Copy out all the entries exactly.

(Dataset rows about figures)
◇ ◇ ◇ ◇
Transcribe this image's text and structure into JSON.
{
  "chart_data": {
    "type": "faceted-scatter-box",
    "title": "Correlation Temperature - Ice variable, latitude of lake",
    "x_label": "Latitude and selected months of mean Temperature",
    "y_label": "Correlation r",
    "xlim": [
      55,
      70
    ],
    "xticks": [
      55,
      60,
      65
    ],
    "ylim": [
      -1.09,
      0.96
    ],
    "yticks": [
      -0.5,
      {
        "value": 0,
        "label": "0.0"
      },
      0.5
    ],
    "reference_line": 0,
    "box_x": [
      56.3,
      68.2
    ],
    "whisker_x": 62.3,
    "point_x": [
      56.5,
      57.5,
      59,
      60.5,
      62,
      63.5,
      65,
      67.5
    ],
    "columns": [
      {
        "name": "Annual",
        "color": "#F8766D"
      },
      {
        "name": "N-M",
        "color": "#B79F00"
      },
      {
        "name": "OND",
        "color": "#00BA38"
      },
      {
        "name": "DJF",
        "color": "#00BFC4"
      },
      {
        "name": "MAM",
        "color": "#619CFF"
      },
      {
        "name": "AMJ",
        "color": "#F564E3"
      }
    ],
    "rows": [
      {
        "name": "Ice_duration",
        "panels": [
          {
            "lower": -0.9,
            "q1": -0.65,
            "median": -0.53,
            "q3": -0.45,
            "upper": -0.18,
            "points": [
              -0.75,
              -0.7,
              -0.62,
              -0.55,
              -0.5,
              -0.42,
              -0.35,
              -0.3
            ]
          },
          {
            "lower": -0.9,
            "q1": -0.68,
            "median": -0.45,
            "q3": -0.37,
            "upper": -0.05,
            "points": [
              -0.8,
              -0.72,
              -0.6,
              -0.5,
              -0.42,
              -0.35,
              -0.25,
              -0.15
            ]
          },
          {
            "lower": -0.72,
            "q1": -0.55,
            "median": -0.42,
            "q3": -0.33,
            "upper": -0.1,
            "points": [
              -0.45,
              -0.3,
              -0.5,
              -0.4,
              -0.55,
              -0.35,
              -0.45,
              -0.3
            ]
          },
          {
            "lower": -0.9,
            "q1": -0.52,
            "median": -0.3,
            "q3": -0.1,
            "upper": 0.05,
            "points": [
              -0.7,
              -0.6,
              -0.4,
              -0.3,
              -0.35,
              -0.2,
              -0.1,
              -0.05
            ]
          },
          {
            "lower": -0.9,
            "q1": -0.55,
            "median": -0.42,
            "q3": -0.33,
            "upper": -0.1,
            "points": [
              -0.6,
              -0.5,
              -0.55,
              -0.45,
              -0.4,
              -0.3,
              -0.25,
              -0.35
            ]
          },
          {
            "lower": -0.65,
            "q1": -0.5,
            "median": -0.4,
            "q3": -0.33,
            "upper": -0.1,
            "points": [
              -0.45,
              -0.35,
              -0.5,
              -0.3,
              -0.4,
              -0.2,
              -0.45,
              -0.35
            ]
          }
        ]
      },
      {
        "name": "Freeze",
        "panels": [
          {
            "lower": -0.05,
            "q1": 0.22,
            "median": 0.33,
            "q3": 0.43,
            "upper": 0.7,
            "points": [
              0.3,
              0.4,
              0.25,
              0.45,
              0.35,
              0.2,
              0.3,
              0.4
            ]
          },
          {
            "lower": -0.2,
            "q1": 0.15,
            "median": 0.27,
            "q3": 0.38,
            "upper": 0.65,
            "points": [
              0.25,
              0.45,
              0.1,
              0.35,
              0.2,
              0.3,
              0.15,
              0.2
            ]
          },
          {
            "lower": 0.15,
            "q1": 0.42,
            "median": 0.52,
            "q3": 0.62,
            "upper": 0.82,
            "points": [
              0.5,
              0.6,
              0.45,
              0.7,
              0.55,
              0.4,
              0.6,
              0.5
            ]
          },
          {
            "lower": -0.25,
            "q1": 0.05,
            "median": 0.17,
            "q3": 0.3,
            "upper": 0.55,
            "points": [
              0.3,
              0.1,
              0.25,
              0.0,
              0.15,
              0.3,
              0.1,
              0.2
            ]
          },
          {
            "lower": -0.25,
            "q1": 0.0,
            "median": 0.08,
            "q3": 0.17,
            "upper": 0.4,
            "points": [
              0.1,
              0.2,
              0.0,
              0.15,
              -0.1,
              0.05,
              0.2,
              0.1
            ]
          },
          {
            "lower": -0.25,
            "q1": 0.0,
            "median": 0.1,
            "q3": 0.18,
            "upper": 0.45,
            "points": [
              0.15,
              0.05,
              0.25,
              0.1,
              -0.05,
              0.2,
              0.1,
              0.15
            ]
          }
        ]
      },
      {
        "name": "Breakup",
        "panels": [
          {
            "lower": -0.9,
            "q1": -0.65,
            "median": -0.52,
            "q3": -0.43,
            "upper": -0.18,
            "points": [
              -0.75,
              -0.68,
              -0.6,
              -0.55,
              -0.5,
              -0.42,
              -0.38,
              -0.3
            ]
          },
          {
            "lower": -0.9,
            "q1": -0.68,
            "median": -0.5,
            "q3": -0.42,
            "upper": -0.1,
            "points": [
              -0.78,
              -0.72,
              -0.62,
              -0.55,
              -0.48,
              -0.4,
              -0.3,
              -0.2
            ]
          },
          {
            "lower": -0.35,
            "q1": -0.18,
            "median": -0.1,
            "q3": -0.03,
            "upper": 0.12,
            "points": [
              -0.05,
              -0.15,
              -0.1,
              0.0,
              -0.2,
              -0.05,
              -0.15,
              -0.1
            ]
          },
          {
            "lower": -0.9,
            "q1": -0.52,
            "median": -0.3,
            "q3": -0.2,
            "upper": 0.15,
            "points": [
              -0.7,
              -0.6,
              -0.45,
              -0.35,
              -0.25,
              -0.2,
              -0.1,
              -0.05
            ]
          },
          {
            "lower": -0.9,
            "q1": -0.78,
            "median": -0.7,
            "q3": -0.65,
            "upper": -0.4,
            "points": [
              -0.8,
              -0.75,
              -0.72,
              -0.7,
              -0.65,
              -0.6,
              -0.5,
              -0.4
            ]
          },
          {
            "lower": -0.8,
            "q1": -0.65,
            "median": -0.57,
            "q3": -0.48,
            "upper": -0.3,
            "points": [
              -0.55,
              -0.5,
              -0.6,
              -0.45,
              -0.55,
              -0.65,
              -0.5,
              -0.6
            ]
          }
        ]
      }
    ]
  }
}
◇ ◇ ◇ ◇
RESPONSE FOR THIS EXERCISE
Transcribe this image's text and structure into JSON.
{
  "chart_data": {
    "type": "faceted-scatter-box",
    "title": "Correlation Temperature - Ice variable, latitude of lake",
    "x_label": "Latitude and selected months of mean Temperature",
    "y_label": "Correlation r",
    "xlim": [
      55,
      70
    ],
    "xticks": [
      55,
      60,
      65
    ],
    "ylim": [
      -1.09,
      0.96
    ],
    "yticks": [
      -0.5,
      {
        "value": 0,
        "label": "0.0"
      },
      0.5
    ],
    "reference_line": 0,
    "box_x": [
      56.3,
      68.2
    ],
    "whisker_x": 62.3,
    "point_x": [
      56.5,
      57.5,
      59,
      60.5,
      62,
      63.5,
      65,
      67.5
    ],
    "columns": [
      {
        "name": "Annual",
        "color": "#F8766D"
      },
      {
        "name": "N-M",
        "color": "#B79F00"
      },
      {
        "name": "OND",
        "color": "#00BA38"
      },
      {
        "name": "DJF",
        "color": "#00BFC4"
      },
      {
        "name": "MAM",
        "color": "#619CFF"
      },
      {
        "name": "AMJ",
        "color": "#F564E3"
      }
    ],
    "rows": [
      {
        "name": "Ice_duration",
        "panels": [
          {
            "lower": -0.9,
            "q1": -0.65,
            "median": -0.53,
            "q3": -0.45,
            "upper": -0.18,
            "points": [
              -0.75,
              -0.7,
              -0.62,
              -0.55,
              -0.5,
              -0.42,
              -0.35,
              -0.3
            ]
          },
          {
            "lower": -0.9,
            "q1": -0.68,
            "median": -0.45,
            "q3": -0.37,
            "upper": -0.05,
            "points": [
              -0.8,
              -0.72,
              -0.6,
              -0.5,
              -0.42,
              -0.35,
              -0.25,
              -0.15
            ]
          },
          {
            "lower": -0.72,
            "q1": -0.55,
            "median": -0.42,
            "q3": -0.33,
            "upper": -0.1,
            "points": [
              -0.45,
              -0.3,
              -0.5,
              -0.4,
              -0.55,
              -0.35,
              -0.45,
              -0.3
            ]
          },
          {
            "lower": -0.9,
            "q1": -0.52,
            "median": -0.3,
            "q3": -0.1,
            "upper": 0.05,
            "points": [
              -0.7,
              -0.6,
              -0.4,
              -0.3,
              -0.35,
              -0.2,
              -0.1,
              -0.05
            ]
          },
          {
            "lower": -0.9,
            "q1": -0.55,
            "median": -0.42,
            "q3": -0.33,
            "upper": -0.1,
            "points": [
              -0.6,
              -0.5,
              -0.55,
              -0.45,
              -0.4,
              -0.3,
              -0.25,
              -0.35
            ]
          },
          {
            "lower": -0.65,
            "q1": -0.5,
            "median": -0.4,
            "q3": -0.33,
            "upper": -0.1,
            "points": [
              -0.45,
              -0.35,
              -0.5,
              -0.3,
              -0.4,
              -0.2,
              -0.45,
              -0.35
            ]
          }
        ]
      },
      {
        "name": "Freeze",
        "panels": [
          {
            "lower": -0.05,
            "q1": 0.22,
            "median": 0.33,
            "q3": 0.43,
            "upper": 0.7,
            "points": [
              0.3,
              0.4,
              0.25,
              0.45,
              0.35,
              0.2,
              0.3,
              0.4
            ]
          },
          {
            "lower": -0.2,
            "q1": 0.15,
            "median": 0.27,
            "q3": 0.38,
            "upper": 0.65,
            "points": [
              0.25,
              0.45,
              0.1,
              0.35,
              0.2,
              0.3,
              0.15,
              0.2
            ]
          },
          {
            "lower": 0.15,
            "q1": 0.42,
            "median": 0.52,
            "q3": 0.62,
            "upper": 0.82,
            "points": [
              0.5,
              0.6,
              0.45,
              0.7,
              0.55,
              0.4,
              0.6,
              0.5
            ]
          },
          {
            "lower": -0.25,
            "q1": 0.05,
            "median": 0.17,
            "q3": 0.3,
            "upper": 0.55,
            "points": [
              0.3,
              0.1,
              0.25,
              0.0,
              0.15,
              0.3,
              0.1,
              0.2
            ]
          },
          {
            "lower": -0.25,
            "q1": 0.0,
            "median": 0.08,
            "q3": 0.17,
            "upper": 0.4,
            "points": [
              0.1,
              0.2,
              0.0,
              0.15,
              -0.1,
              0.05,
              0.2,
              0.1
            ]
          },
          {
            "lower": -0.25,
            "q1": 0.0,
            "median": 0.1,
            "q3": 0.18,
            "upper": 0.45,
            "points": [
              0.15,
              0.05,
              0.25,
              0.1,
              -0.05,
              0.2,
              0.1,
              0.15
            ]
          }
        ]
      },
      {
        "name": "Breakup",
        "panels": [
          {
            "lower": -0.9,
            "q1": -0.65,
            "median": -0.52,
            "q3": -0.43,
            "upper": -0.18,
            "points": [
              -0.75,
              -0.68,
              -0.6,
              -0.55,
              -0.5,
              -0.42,
              -0.38,
              -0.3
            ]
          },
          {
            "lower": -0.9,
            "q1": -0.68,
            "median": -0.5,
            "q3": -0.42,
            "upper": -0.1,
            "points": [
              -0.78,
              -0.72,
              -0.62,
              -0.55,
              -0.48,
              -0.4,
              -0.3,
              -0.2
            ]
          },
          {
            "lower": -0.35,
            "q1": -0.18,
            "median": -0.1,
            "q3": -0.03,
            "upper": 0.12,
            "points": [
              -0.05,
              -0.15,
              -0.1,
              0.0,
              -0.2,
              -0.05,
              -0.15,
              -0.1
            ]
          },
          {
            "lower": -0.9,
            "q1": -0.52,
            "median": -0.3,
            "q3": -0.2,
            "upper": 0.15,
            "points": [
              -0.7,
              -0.6,
              -0.45,
              -0.35,
              -0.25,
              -0.2,
              -0.1,
              -0.05
            ]
          },
          {
            "lower": -0.9,
            "q1": -0.78,
            "median": -0.7,
            "q3": -0.65,
            "upper": -0.4,
            "points": [
              -0.8,
              -0.75,
              -0.72,
              -0.7,
              -0.65,
              -0.6,
              -0.5,
              -0.4
            ]
          },
          {
            "lower": -0.8,
            "q1": -0.65,
            "median": -0.57,
            "q3": -0.48,
            "upper": -0.3,
            "points": [
              -0.55,
              -0.5,
              -0.6,
              -0.45,
              -0.55,
              -0.65,
              -0.5,
              -0.6
            ]
          }
        ]
      }
    ]
  }
}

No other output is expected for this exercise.